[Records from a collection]
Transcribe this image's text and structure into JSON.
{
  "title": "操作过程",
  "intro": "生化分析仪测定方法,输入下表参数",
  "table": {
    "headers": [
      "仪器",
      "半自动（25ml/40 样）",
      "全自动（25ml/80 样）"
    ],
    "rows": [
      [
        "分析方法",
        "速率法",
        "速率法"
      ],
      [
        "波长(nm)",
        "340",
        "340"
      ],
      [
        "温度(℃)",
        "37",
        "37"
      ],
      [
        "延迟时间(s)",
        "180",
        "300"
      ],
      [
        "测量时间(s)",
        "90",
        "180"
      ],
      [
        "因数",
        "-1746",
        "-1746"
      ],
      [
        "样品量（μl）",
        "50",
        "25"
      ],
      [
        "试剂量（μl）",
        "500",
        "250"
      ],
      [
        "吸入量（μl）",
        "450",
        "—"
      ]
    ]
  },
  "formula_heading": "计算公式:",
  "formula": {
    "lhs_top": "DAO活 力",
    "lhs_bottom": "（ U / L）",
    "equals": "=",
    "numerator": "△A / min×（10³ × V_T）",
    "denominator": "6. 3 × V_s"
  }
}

--

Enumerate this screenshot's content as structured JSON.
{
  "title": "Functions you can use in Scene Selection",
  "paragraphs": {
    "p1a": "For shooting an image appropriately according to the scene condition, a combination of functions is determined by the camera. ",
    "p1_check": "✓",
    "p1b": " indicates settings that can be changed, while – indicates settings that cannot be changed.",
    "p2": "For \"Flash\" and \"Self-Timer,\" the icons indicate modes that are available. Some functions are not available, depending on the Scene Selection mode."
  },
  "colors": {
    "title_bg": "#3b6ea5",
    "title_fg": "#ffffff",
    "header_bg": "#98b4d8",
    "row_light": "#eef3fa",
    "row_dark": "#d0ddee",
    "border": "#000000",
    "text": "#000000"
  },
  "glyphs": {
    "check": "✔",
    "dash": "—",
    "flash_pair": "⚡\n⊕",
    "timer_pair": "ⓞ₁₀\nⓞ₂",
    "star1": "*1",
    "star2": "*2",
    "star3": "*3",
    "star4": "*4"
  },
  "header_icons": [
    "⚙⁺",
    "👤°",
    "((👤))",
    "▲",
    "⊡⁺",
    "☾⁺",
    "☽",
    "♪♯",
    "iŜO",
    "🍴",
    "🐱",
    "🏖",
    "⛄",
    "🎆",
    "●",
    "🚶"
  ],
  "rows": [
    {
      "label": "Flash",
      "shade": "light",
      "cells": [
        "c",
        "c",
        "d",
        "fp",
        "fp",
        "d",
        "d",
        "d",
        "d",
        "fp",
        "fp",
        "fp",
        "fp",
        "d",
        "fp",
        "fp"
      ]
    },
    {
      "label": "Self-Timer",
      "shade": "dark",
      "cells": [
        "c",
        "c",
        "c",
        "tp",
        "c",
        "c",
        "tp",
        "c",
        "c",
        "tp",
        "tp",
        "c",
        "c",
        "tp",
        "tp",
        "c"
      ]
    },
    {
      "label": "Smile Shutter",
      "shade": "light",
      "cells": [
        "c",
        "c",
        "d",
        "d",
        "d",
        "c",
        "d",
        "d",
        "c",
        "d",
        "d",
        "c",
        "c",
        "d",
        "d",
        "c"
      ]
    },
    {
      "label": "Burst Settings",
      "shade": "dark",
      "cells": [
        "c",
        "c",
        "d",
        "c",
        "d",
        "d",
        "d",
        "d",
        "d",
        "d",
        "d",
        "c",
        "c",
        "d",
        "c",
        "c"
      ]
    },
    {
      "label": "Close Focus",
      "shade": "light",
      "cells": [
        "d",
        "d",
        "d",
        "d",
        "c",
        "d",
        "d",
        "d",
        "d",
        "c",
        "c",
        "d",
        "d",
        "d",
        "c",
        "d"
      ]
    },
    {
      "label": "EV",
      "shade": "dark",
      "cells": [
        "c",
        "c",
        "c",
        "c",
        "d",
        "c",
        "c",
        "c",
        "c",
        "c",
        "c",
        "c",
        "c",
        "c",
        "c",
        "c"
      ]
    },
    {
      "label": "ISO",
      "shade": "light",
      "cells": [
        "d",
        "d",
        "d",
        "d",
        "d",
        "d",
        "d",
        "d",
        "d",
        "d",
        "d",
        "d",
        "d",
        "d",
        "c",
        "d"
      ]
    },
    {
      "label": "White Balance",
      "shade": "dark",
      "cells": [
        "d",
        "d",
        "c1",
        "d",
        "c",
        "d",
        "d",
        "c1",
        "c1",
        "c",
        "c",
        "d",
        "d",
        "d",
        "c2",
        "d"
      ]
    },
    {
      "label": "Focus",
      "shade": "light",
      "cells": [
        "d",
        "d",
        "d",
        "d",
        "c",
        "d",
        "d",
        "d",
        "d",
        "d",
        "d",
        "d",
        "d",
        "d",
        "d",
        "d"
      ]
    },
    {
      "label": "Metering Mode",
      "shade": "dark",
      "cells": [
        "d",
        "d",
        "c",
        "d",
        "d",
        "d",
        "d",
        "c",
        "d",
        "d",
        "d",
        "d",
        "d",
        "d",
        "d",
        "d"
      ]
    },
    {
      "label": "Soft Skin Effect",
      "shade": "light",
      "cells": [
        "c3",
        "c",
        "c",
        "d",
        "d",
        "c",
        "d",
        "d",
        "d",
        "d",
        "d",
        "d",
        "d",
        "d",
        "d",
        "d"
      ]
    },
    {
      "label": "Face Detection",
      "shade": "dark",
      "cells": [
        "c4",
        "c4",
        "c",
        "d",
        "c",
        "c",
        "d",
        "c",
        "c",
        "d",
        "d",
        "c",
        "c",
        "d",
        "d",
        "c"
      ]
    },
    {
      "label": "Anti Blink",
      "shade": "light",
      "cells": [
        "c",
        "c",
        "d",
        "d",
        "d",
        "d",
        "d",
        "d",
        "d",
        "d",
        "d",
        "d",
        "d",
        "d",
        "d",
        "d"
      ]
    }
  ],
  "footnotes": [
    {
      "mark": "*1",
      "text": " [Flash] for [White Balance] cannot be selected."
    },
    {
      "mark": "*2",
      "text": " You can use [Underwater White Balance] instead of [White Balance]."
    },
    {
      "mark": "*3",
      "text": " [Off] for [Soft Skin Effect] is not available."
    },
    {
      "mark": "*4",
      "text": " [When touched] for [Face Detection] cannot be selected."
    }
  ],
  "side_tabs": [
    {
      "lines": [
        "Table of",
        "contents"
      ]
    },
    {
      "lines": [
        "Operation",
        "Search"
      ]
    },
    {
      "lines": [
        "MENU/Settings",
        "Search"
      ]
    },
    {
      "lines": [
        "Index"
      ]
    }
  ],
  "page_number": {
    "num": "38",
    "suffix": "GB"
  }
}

- **The problem**: For each line of the listing that holds the word "Detection", show that line.

- **Task output**:
      "label": "Face Detection",
      "text": " [When touched] for [Face Detection] cannot be selected."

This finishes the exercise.